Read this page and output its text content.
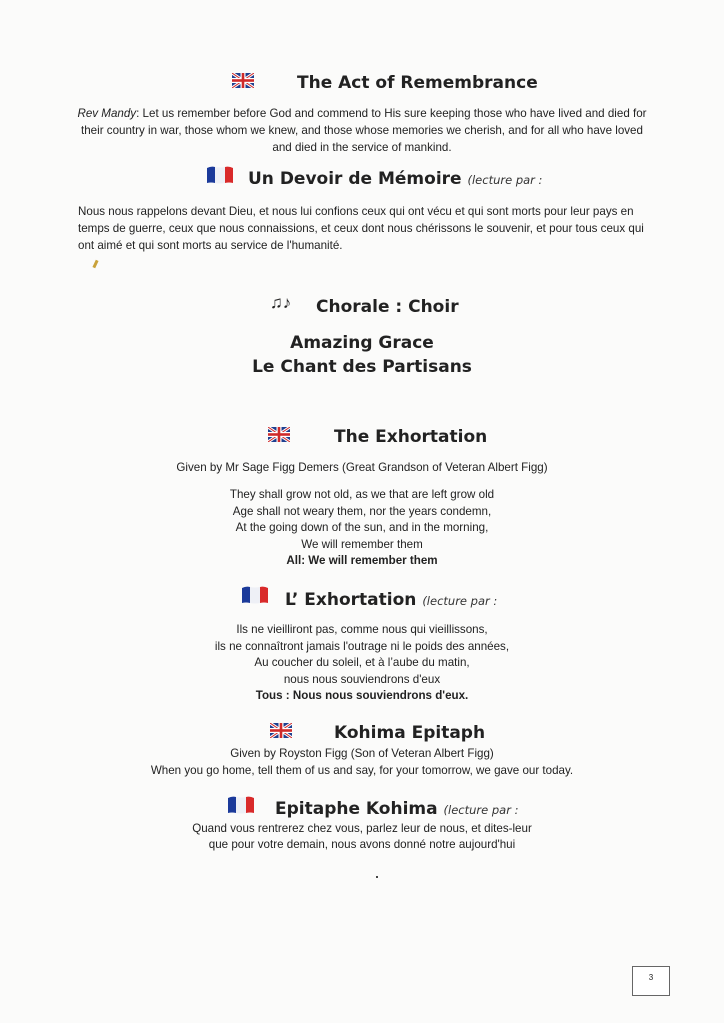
The Act of Remembrance
Rev Mandy: Let us remember before God and commend to His sure keeping those who have lived and died for their country in war, those whom we knew, and those whose memories we cherish, and for all who have loved and died in the service of mankind.
Un Devoir de Mémoire (lecture par :
Nous nous rappelons devant Dieu, et nous lui confions ceux qui ont vécu et qui sont morts pour leur pays en temps de guerre, ceux que nous connaissions, et ceux dont nous chérissons le souvenir, et pour tous ceux qui ont aimé et qui sont morts au service de l'humanité.
♫♪ Chorale : Choir
Amazing Grace
Le Chant des Partisans
The Exhortation
Given by Mr Sage Figg Demers (Great Grandson of Veteran Albert Figg)
They shall grow not old, as we that are left grow old
Age shall not weary them, nor the years condemn,
At the going down of the sun, and in the morning,
We will remember them
All: We will remember them
L’ Exhortation (lecture par :
Ils ne vieilliront pas, comme nous qui vieillissons,
ils ne connaîtront jamais l'outrage ni le poids des années,
Au coucher du soleil, et à l’aube du matin,
nous nous souviendrons d'eux
Tous : Nous nous souviendrons d'eux.
Kohima Epitaph
Given by Royston Figg (Son of Veteran Albert Figg)
When you go home, tell them of us and say, for your tomorrow, we gave our today.
Epitaphe Kohima (lecture par :
Quand vous rentrerez chez vous, parlez leur de nous, et dites-leur
que pour votre demain, nous avons donné notre aujourd'hui
3
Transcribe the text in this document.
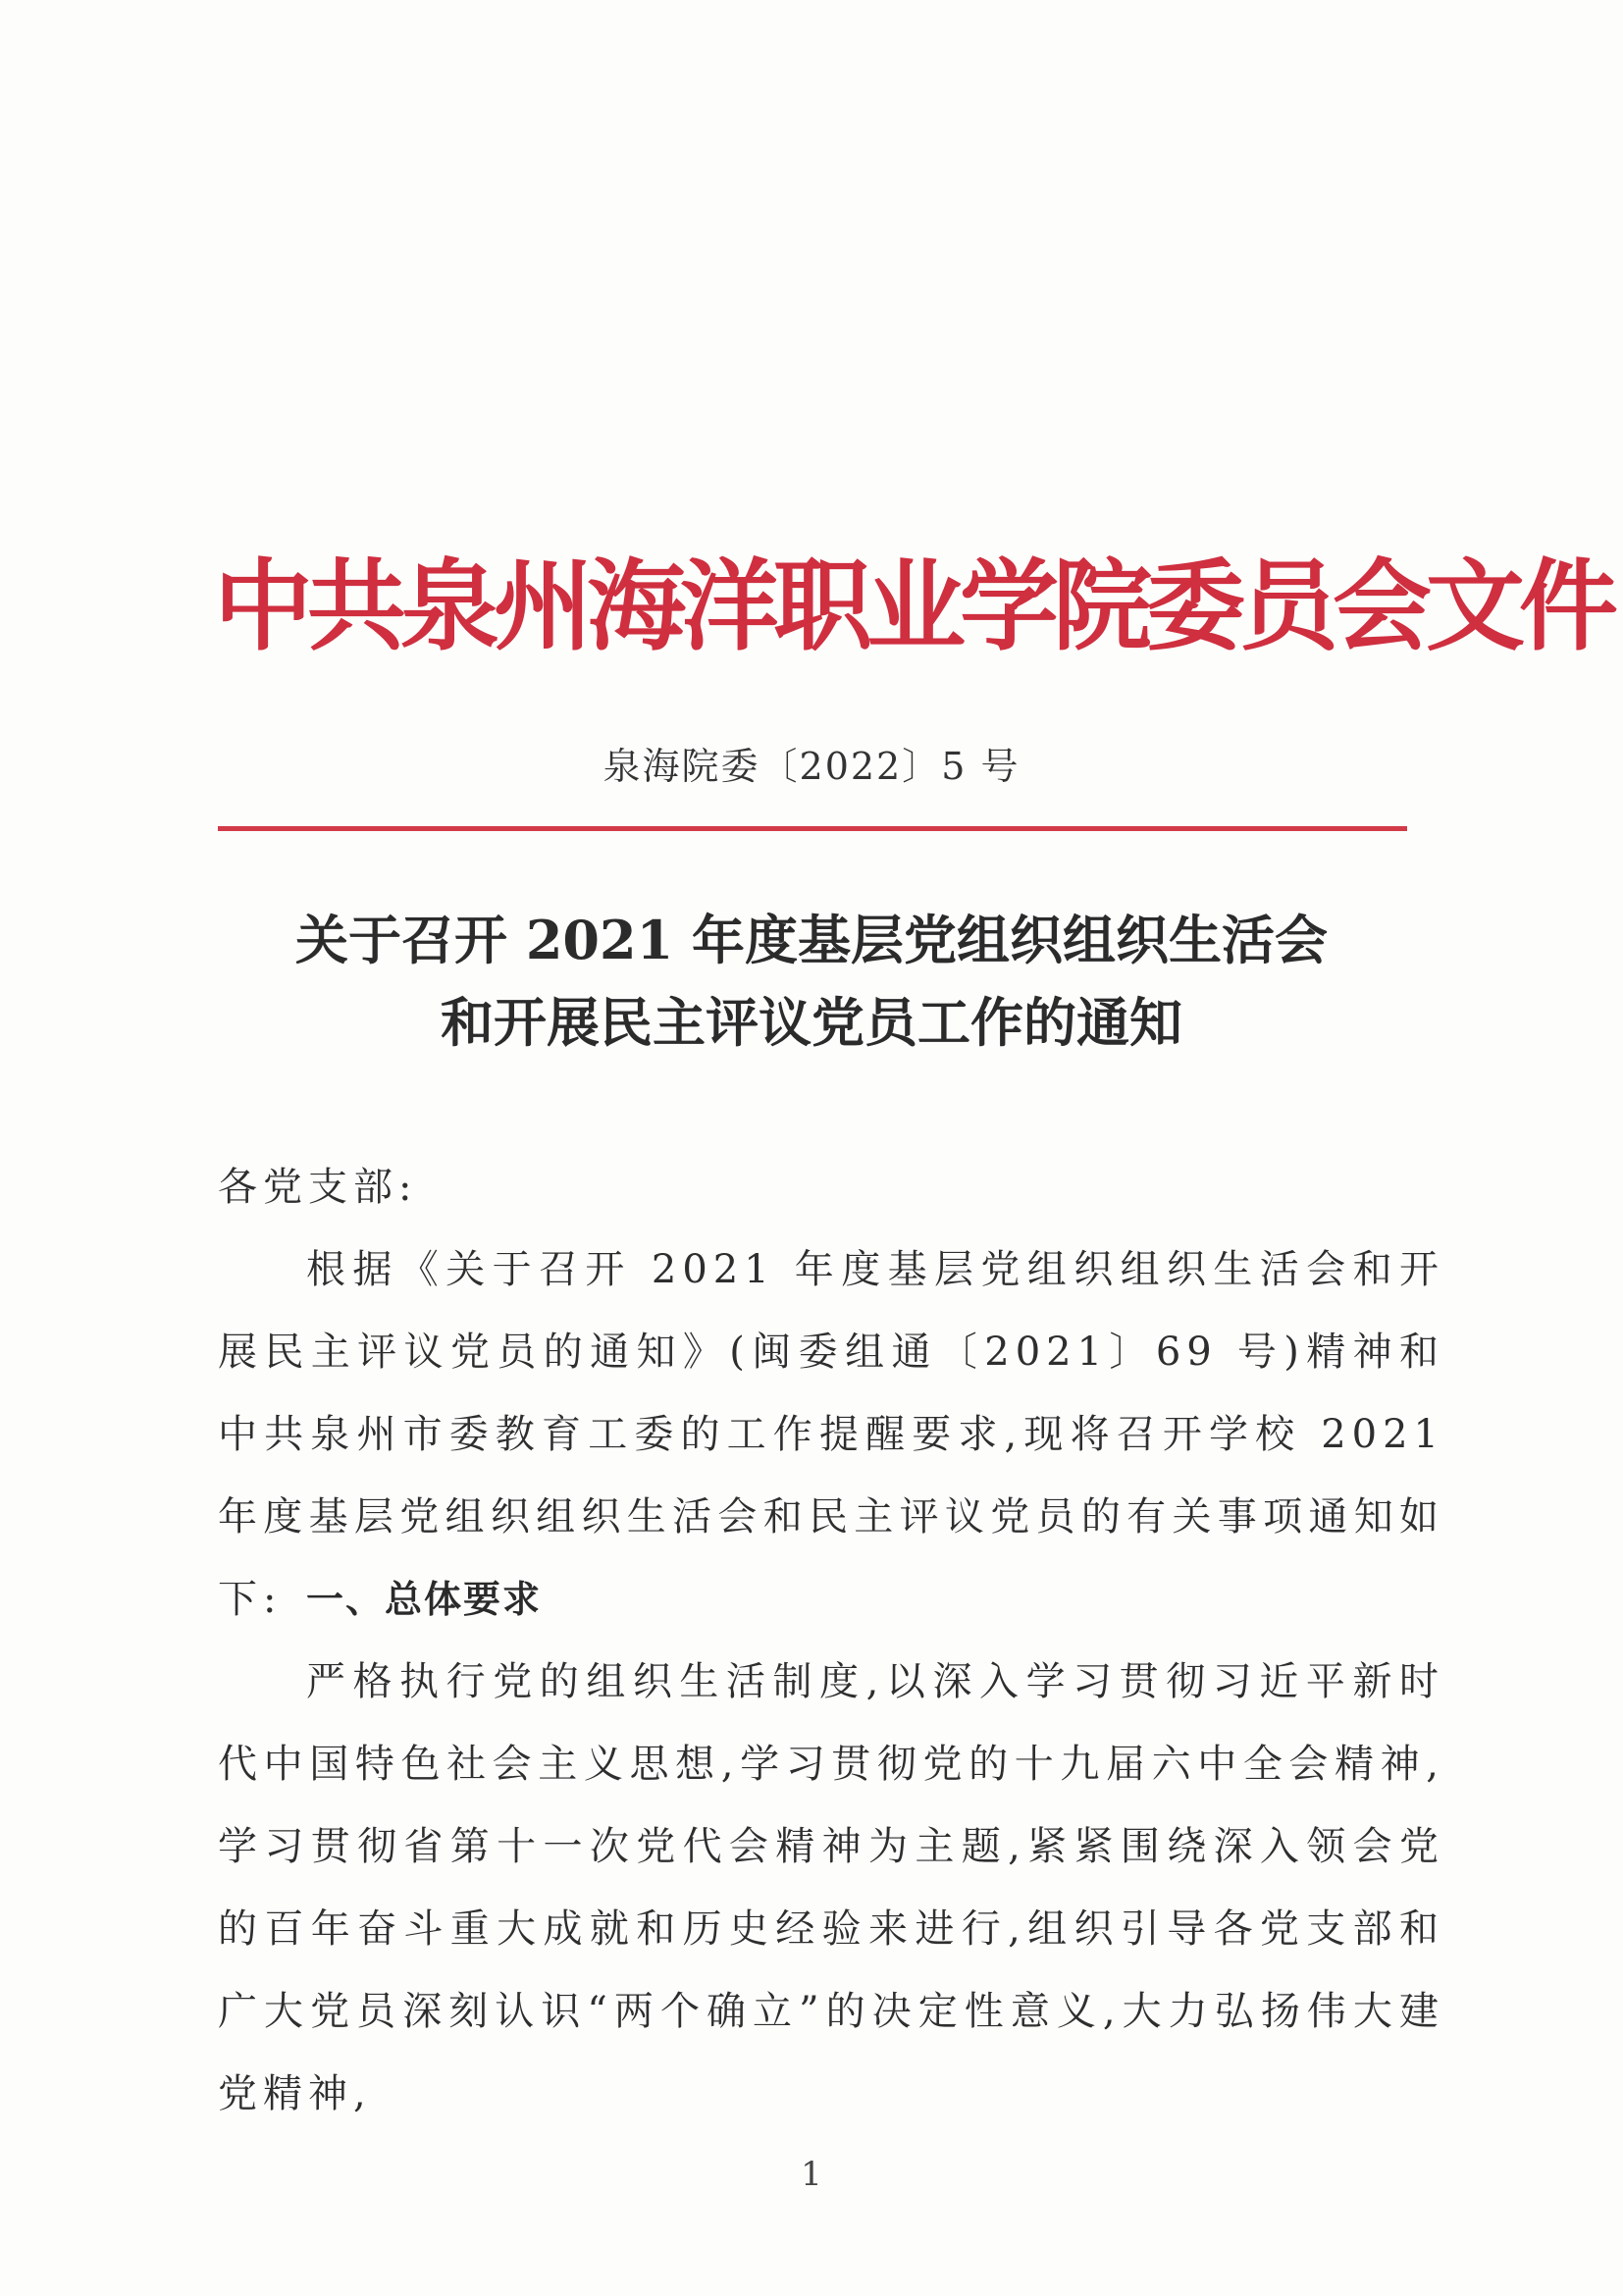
中共泉州海洋职业学院委员会文件
泉海院委〔2022〕5 号
关于召开 2021 年度基层党组织组织生活会
和开展民主评议党员工作的通知
各党支部:
根据《关于召开 2021 年度基层党组织组织生活会和开展民主评议党员的通知》(闽委组通〔2021〕69 号)精神和中共泉州市委教育工委的工作提醒要求,现将召开学校 2021 年度基层党组织组织生活会和民主评议党员的有关事项通知如下: 一、总体要求
严格执行党的组织生活制度,以深入学习贯彻习近平新时代中国特色社会主义思想,学习贯彻党的十九届六中全会精神,学习贯彻省第十一次党代会精神为主题,紧紧围绕深入领会党的百年奋斗重大成就和历史经验来进行,组织引导各党支部和广大党员深刻认识“两个确立”的决定性意义,大力弘扬伟大建党精神,
1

* YOUR OBJECTIVE
Skip the pictures and copy exactly the lines from the one containing "Transcribe the text in this document." through the end of the material, both ends included.

* TASK OUTPUT
Transcribe the text in this document.
中共泉州海洋职业学院委员会文件
泉海院委〔2022〕5 号
关于召开 2021 年度基层党组织组织生活会
和开展民主评议党员工作的通知
各党支部:
根据《关于召开 2021 年度基层党组织组织生活会和开展民主评议党员的通知》(闽委组通〔2021〕69 号)精神和中共泉州市委教育工委的工作提醒要求,现将召开学校 2021 年度基层党组织组织生活会和民主评议党员的有关事项通知如下: 一、总体要求
严格执行党的组织生活制度,以深入学习贯彻习近平新时代中国特色社会主义思想,学习贯彻党的十九届六中全会精神,学习贯彻省第十一次党代会精神为主题,紧紧围绕深入领会党的百年奋斗重大成就和历史经验来进行,组织引导各党支部和广大党员深刻认识“两个确立”的决定性意义,大力弘扬伟大建党精神,
1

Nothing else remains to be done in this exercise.